Rappelons qu’à ce jour, la loi dispose qu’il est interdit d’installer une pharmacie dans une commune de moins de 2 500 habitants.

« Plus de cinq ans après, nous attendons toujours la publication du décret »  devant définir les critères de ces territoires dits fragiles, a déploré la sénatrice. Dans ces territoires, l’ordonnance de 2018 prévoit que l’ouverture d’une officine dans une commune de moins de 2 500 habitants est possible lorsque celle-ci est située dans un ensemble de communes contiguës dépourvues d’officine, sous deux conditions démographiques : l’une de ces communes recense au moins 2 000 habitants et toutes ensemble rassemblent au moins 2 500 habitants.

Situation urgente 

« Cette ordonnance n'est toujours pas entrée en vigueur faute de décret, d'où la démarche entreprise par les sénateurs du groupe RDSE via cette proposition de loi, avec l'objectif de maintenir un maillage pharmaceutique de qualité sur notre territoire », explique Maryse Carrère (lire Maire info du 16 juillet 2021).

La situation s’aggrave dans les communes rurales. Frédéric Valletoux, ministre délégué chargé de la Santé et de la Prévention, a indiqué hier au Sénat que la France est désormais placée « sous la barre des 20 000 officines ». Le pays compte également « près d’une dizaine de pharmacies qui sont en vente à un euro mais qui ne trouvent pas de repreneurs, particulièrement en zones rurales ».

* OBJECTIF DE L'EXERCICE:
Recopiez intégralement le texte sur l'installation des pharmacies dans les petites communes.

Entrées du jeu de données:

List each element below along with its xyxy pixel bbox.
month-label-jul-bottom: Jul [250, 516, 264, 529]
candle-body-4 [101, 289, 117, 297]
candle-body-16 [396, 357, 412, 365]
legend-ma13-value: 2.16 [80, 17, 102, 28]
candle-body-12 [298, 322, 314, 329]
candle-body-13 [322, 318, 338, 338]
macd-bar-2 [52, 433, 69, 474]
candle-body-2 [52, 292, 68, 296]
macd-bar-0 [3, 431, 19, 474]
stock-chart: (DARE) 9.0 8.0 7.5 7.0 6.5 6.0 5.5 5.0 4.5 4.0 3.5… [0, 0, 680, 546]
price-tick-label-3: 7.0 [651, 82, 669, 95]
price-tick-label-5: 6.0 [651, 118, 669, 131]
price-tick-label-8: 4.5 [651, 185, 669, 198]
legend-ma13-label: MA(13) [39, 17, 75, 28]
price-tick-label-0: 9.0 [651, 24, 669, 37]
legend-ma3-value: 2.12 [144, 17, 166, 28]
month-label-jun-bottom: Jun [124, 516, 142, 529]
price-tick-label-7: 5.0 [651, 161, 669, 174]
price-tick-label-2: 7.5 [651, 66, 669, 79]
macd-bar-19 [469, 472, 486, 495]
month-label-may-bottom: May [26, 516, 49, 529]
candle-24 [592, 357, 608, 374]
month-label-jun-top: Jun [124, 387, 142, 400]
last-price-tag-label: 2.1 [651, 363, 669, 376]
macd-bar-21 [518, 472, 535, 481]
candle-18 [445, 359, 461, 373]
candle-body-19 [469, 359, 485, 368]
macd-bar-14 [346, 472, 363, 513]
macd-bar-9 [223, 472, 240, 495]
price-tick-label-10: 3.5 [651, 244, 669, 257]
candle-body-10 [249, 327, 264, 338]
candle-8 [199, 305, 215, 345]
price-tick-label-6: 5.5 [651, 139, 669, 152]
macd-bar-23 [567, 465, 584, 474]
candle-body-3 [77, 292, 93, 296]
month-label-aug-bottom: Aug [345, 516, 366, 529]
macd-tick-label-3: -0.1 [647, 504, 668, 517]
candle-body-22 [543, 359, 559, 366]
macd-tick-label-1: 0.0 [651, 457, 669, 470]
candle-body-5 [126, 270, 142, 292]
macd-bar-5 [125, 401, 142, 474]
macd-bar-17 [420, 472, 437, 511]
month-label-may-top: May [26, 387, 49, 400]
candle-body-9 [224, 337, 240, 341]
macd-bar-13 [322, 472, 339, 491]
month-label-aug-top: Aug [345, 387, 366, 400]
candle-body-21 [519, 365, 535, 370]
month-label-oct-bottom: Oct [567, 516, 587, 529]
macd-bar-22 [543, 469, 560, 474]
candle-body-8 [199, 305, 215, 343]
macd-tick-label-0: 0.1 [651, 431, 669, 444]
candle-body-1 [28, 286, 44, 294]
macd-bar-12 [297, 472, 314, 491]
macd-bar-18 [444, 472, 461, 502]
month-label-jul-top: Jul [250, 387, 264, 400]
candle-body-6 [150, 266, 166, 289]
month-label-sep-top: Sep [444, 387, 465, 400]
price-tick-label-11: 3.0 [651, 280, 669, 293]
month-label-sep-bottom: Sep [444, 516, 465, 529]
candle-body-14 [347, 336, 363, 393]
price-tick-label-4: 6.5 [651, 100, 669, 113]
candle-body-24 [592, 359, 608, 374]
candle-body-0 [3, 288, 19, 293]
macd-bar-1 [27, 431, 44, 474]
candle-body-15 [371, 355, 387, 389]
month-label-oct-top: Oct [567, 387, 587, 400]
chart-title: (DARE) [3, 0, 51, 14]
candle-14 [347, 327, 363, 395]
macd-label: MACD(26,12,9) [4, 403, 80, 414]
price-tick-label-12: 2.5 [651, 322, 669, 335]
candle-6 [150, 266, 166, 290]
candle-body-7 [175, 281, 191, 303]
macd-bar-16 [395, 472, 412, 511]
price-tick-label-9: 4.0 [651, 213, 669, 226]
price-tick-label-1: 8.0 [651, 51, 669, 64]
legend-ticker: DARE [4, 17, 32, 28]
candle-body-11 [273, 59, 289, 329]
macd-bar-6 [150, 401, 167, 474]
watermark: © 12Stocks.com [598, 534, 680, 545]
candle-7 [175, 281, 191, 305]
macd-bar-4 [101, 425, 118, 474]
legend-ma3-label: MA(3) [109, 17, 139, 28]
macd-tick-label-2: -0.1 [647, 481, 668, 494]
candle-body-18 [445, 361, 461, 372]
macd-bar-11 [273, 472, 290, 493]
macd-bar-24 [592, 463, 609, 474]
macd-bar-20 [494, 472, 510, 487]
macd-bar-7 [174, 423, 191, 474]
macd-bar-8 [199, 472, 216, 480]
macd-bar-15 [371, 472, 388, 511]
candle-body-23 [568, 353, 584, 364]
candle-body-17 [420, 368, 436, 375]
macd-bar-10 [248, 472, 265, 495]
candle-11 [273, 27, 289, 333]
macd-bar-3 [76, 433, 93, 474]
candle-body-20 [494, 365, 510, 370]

* RÉSULTAT ATTENDU:
Rappelons qu’à ce jour, la loi dispose qu’il est interdit d’installer une pharmacie dans une commune de moins de 2 500 habitants.

« Plus de cinq ans après, nous attendons toujours la publication du décret »  devant définir les critères de ces territoires dits fragiles, a déploré la sénatrice. Dans ces territoires, l’ordonnance de 2018 prévoit que l’ouverture d’une officine dans une commune de moins de 2 500 habitants est possible lorsque celle-ci est située dans un ensemble de communes contiguës dépourvues d’officine, sous deux conditions démographiques : l’une de ces communes recense au moins 2 000 habitants et toutes ensemble rassemblent au moins 2 500 habitants.

Situation urgente 

« Cette ordonnance n'est toujours pas entrée en vigueur faute de décret, d'où la démarche entreprise par les sénateurs du groupe RDSE via cette proposition de loi, avec l'objectif de maintenir un maillage pharmaceutique de qualité sur notre territoire », explique Maryse Carrère (lire Maire info du 16 juillet 2021).

La situation s’aggrave dans les communes rurales. Frédéric Valletoux, ministre délégué chargé de la Santé et de la Prévention, a indiqué hier au Sénat que la France est désormais placée « sous la barre des 20 000 officines ». Le pays compte également « près d’une dizaine de pharmacies qui sont en vente à un euro mais qui ne trouvent pas de repreneurs, particulièrement en zones rurales ».